Given instruction - Collect every line in the records below that contains the word "value".

Records from a dataset -
———

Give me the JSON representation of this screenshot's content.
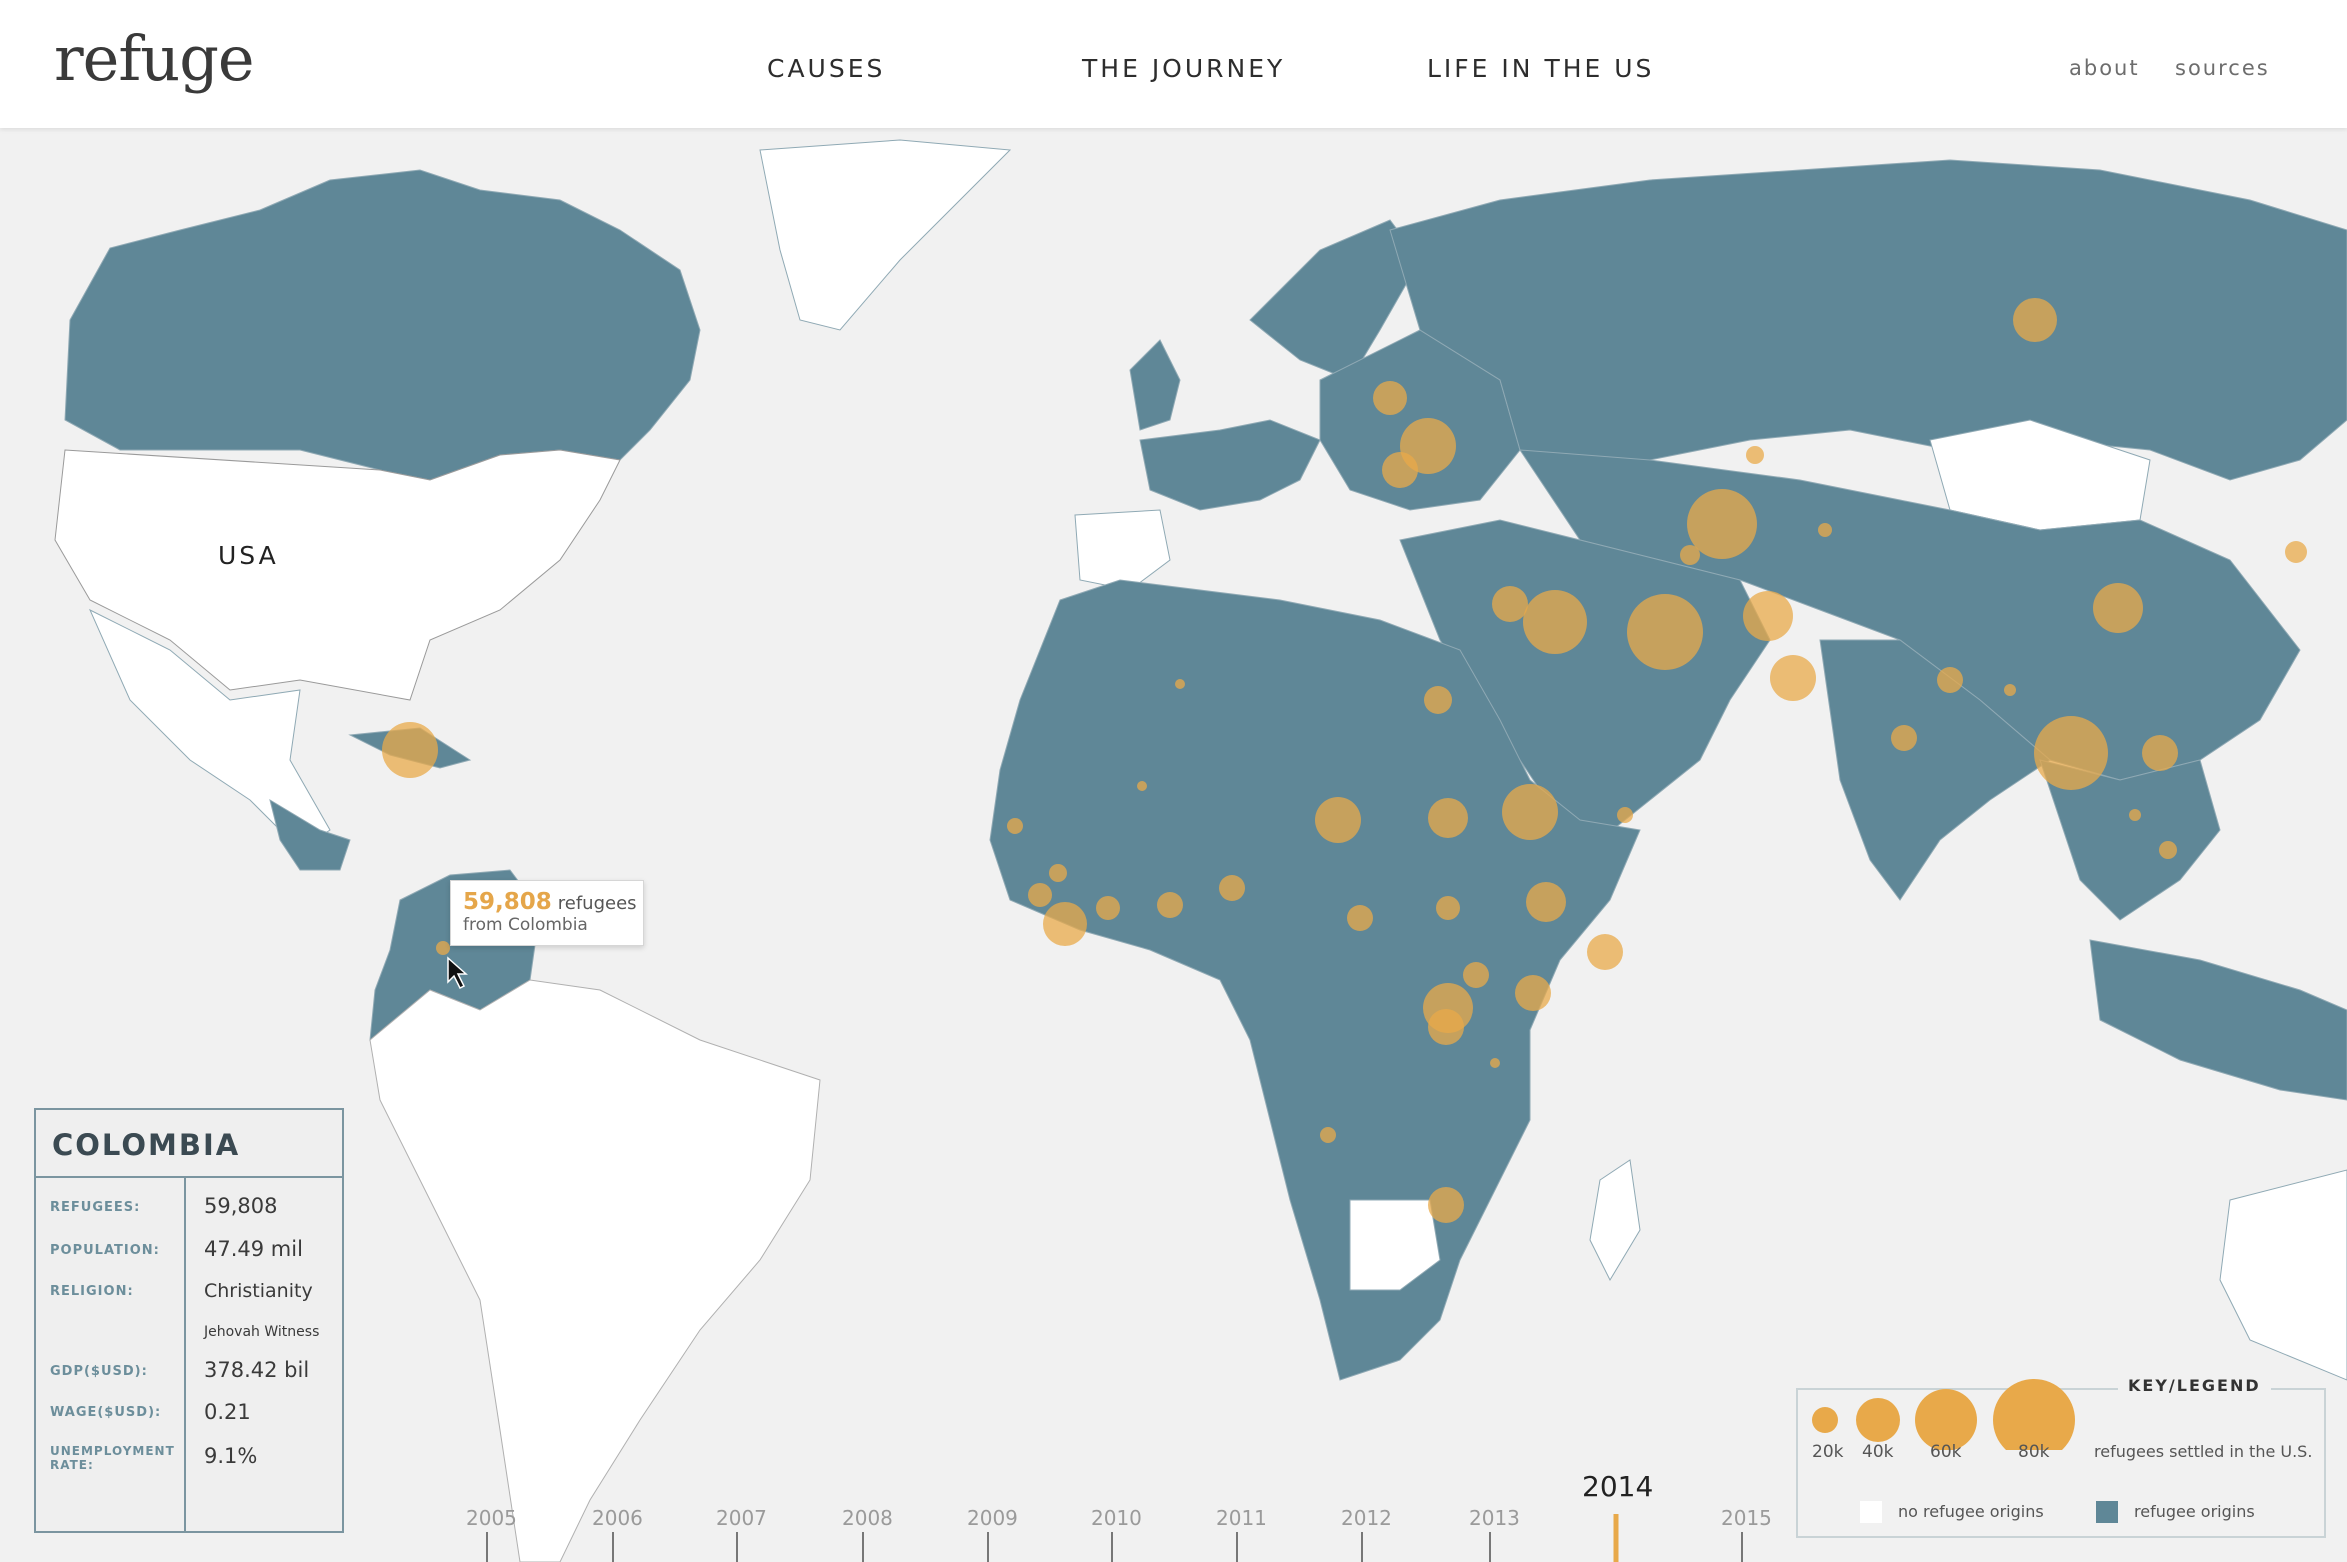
{
  "header": {
    "logo": "refuge",
    "nav": [
      "CAUSES",
      "THE JOURNEY",
      "LIFE IN THE US"
    ],
    "links": [
      "about",
      "sources"
    ]
  },
  "map": {
    "us_label": "USA",
    "colors": {
      "origin": "#5f8797",
      "none": "#ffffff",
      "ocean": "#f1f1f1",
      "bubble": "#e8a94a"
    }
  },
  "tooltip": {
    "count": "59,808",
    "unit": "refugees",
    "from": "from Colombia"
  },
  "info_panel": {
    "country": "COLOMBIA",
    "rows": [
      {
        "label": "REFUGEES:",
        "value": "59,808"
      },
      {
        "label": "POPULATION:",
        "value": "47.49 mil"
      },
      {
        "label": "RELIGION:",
        "value": "Christianity",
        "sub": "Jehovah Witness"
      },
      {
        "label": "GDP($USD):",
        "value": "378.42 bil"
      },
      {
        "label": "WAGE($USD):",
        "value": "0.21"
      },
      {
        "label": "UNEMPLOYMENT RATE:",
        "value": "9.1%"
      }
    ]
  },
  "legend": {
    "title": "KEY/LEGEND",
    "bubbles": [
      "20k",
      "40k",
      "60k",
      "80k"
    ],
    "bubble_caption": "refugees settled in the U.S.",
    "swatches": [
      {
        "label": "no refugee origins",
        "color": "#ffffff"
      },
      {
        "label": "refugee origins",
        "color": "#5f8797"
      }
    ]
  },
  "timeline": {
    "years": [
      "2005",
      "2006",
      "2007",
      "2008",
      "2009",
      "2010",
      "2011",
      "2012",
      "2013",
      "2014",
      "2015"
    ],
    "selected": "2014"
  }
}
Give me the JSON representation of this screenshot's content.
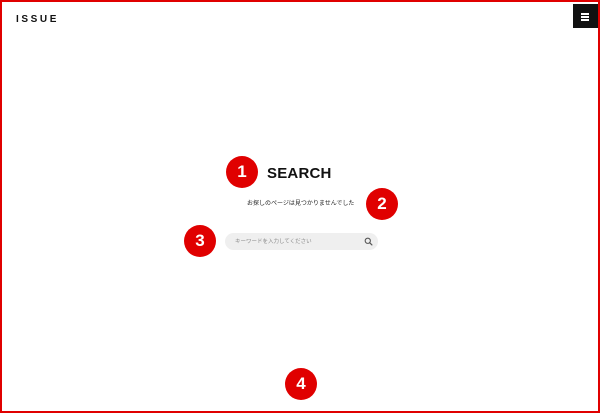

———

Task response -
        "value": "59,808"
        "value": "47.49 mil"
        "value": "Christianity",
        "value": "378.42 bil"
        "value": "0.21"
        "value": "9.1%"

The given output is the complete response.